#### The input
________

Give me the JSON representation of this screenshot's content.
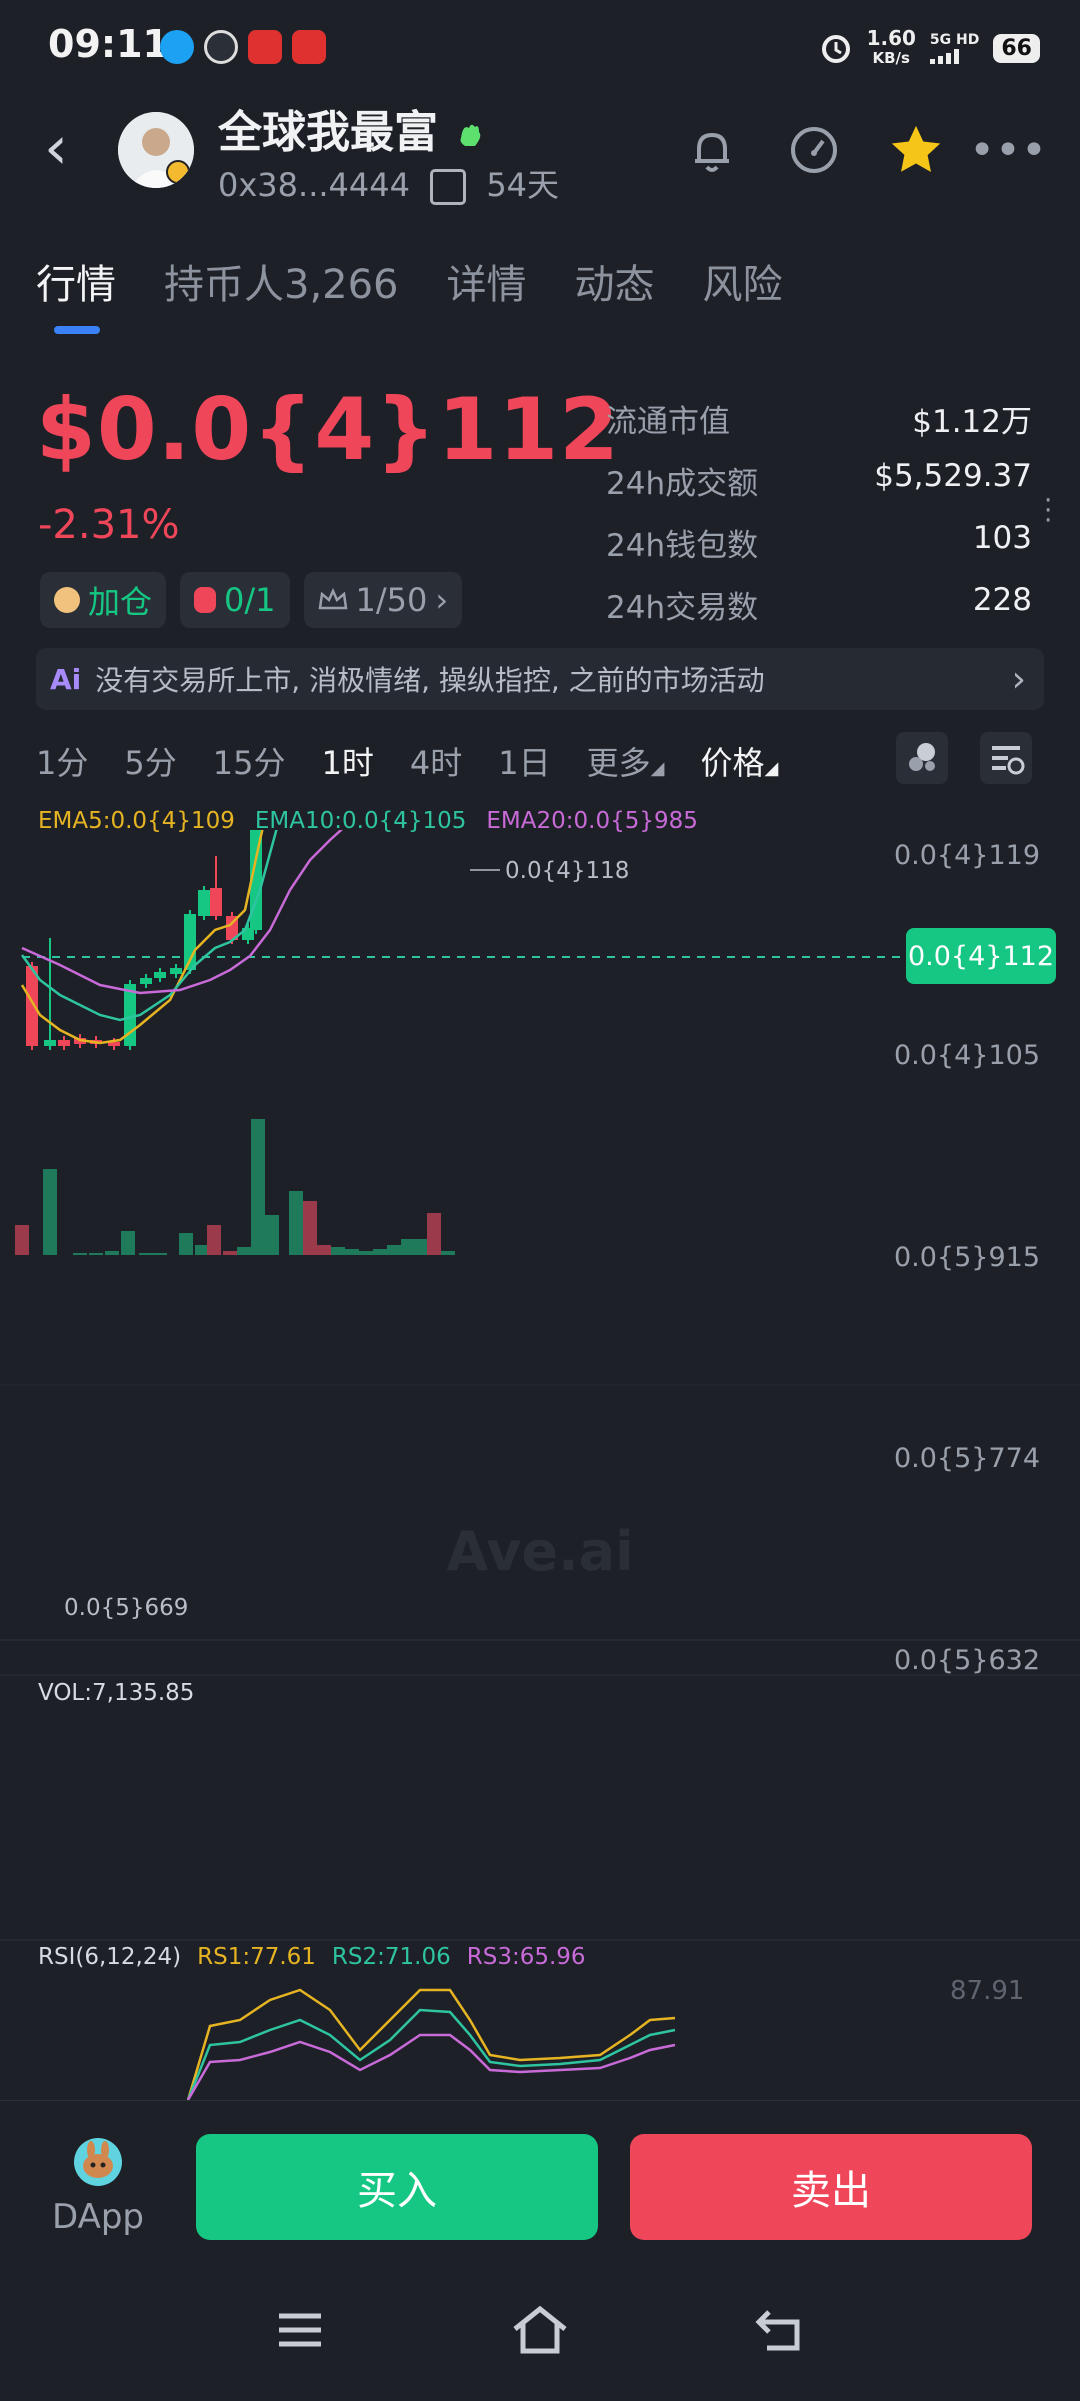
{
  "status": {
    "time": "09:11",
    "net_speed": "1.60",
    "net_unit": "KB/s",
    "signal": "5G HD",
    "battery": "66"
  },
  "header": {
    "name": "全球我最富",
    "address": "0x38...4444",
    "age": "54天"
  },
  "tabs": [
    "行情",
    "持币人3,266",
    "详情",
    "动态",
    "风险"
  ],
  "price": {
    "value": "$0.0{4}112",
    "change": "-2.31%"
  },
  "chips": {
    "add": "加仓",
    "ratio": "0/1",
    "rank": "1/50"
  },
  "stats": [
    {
      "label": "流通市值",
      "value": "$1.12万"
    },
    {
      "label": "24h成交额",
      "value": "$5,529.37"
    },
    {
      "label": "24h钱包数",
      "value": "103"
    },
    {
      "label": "24h交易数",
      "value": "228"
    }
  ],
  "ai": {
    "badge": "Ai",
    "text": "没有交易所上市, 消极情绪, 操纵指控, 之前的市场活动"
  },
  "intervals": [
    "1分",
    "5分",
    "15分",
    "1时",
    "4时",
    "1日",
    "更多",
    "价格"
  ],
  "ema": {
    "ema5": "EMA5:0.0{4}109",
    "ema10": "EMA10:0.0{4}105",
    "ema20": "EMA20:0.0{5}985"
  },
  "y_axis": [
    "0.0{4}119",
    "0.0{4}105",
    "0.0{5}915",
    "0.0{5}774",
    "0.0{5}632"
  ],
  "markers": {
    "high": "0.0{4}118",
    "low": "0.0{5}669",
    "current": "0.0{4}112"
  },
  "watermark": "Ave.ai",
  "vol": {
    "label": "VOL:7,135.85"
  },
  "rsi": {
    "label": "RSI(6,12,24)",
    "rs1": "RS1:77.61",
    "rs2": "RS2:71.06",
    "rs3": "RS3:65.96",
    "top": "87.91"
  },
  "bottom": {
    "dapp": "DApp",
    "buy": "买入",
    "sell": "卖出"
  },
  "colors": {
    "up": "#16c784",
    "down": "#f0465a",
    "accent": "#3b82f6",
    "star": "#f5c518"
  }
}
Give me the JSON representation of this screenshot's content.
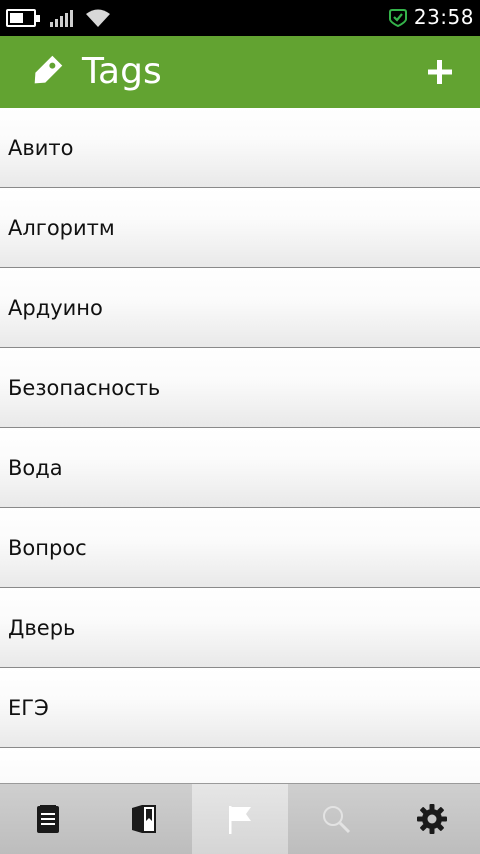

________

#### What you should do
Pictures stay out; reproduce every line of the records exactly.

#### Task solution
Give me the JSON representation of this screenshot's content.
{
  "status": {
    "time": "09:11",
    "net_speed": "1.60",
    "net_unit": "KB/s",
    "signal": "5G HD",
    "battery": "66"
  },
  "header": {
    "name": "全球我最富",
    "address": "0x38...4444",
    "age": "54天"
  },
  "tabs": [
    "行情",
    "持币人3,266",
    "详情",
    "动态",
    "风险"
  ],
  "price": {
    "value": "$0.0{4}112",
    "change": "-2.31%"
  },
  "chips": {
    "add": "加仓",
    "ratio": "0/1",
    "rank": "1/50"
  },
  "stats": [
    {
      "label": "流通市值",
      "value": "$1.12万"
    },
    {
      "label": "24h成交额",
      "value": "$5,529.37"
    },
    {
      "label": "24h钱包数",
      "value": "103"
    },
    {
      "label": "24h交易数",
      "value": "228"
    }
  ],
  "ai": {
    "badge": "Ai",
    "text": "没有交易所上市, 消极情绪, 操纵指控, 之前的市场活动"
  },
  "intervals": [
    "1分",
    "5分",
    "15分",
    "1时",
    "4时",
    "1日",
    "更多",
    "价格"
  ],
  "ema": {
    "ema5": "EMA5:0.0{4}109",
    "ema10": "EMA10:0.0{4}105",
    "ema20": "EMA20:0.0{5}985"
  },
  "y_axis": [
    "0.0{4}119",
    "0.0{4}105",
    "0.0{5}915",
    "0.0{5}774",
    "0.0{5}632"
  ],
  "markers": {
    "high": "0.0{4}118",
    "low": "0.0{5}669",
    "current": "0.0{4}112"
  },
  "watermark": "Ave.ai",
  "vol": {
    "label": "VOL:7,135.85"
  },
  "rsi": {
    "label": "RSI(6,12,24)",
    "rs1": "RS1:77.61",
    "rs2": "RS2:71.06",
    "rs3": "RS3:65.96",
    "top": "87.91"
  },
  "bottom": {
    "dapp": "DApp",
    "buy": "买入",
    "sell": "卖出"
  },
  "colors": {
    "up": "#16c784",
    "down": "#f0465a",
    "accent": "#3b82f6",
    "star": "#f5c518"
  }
}
Give me the JSON representation of this screenshot's content.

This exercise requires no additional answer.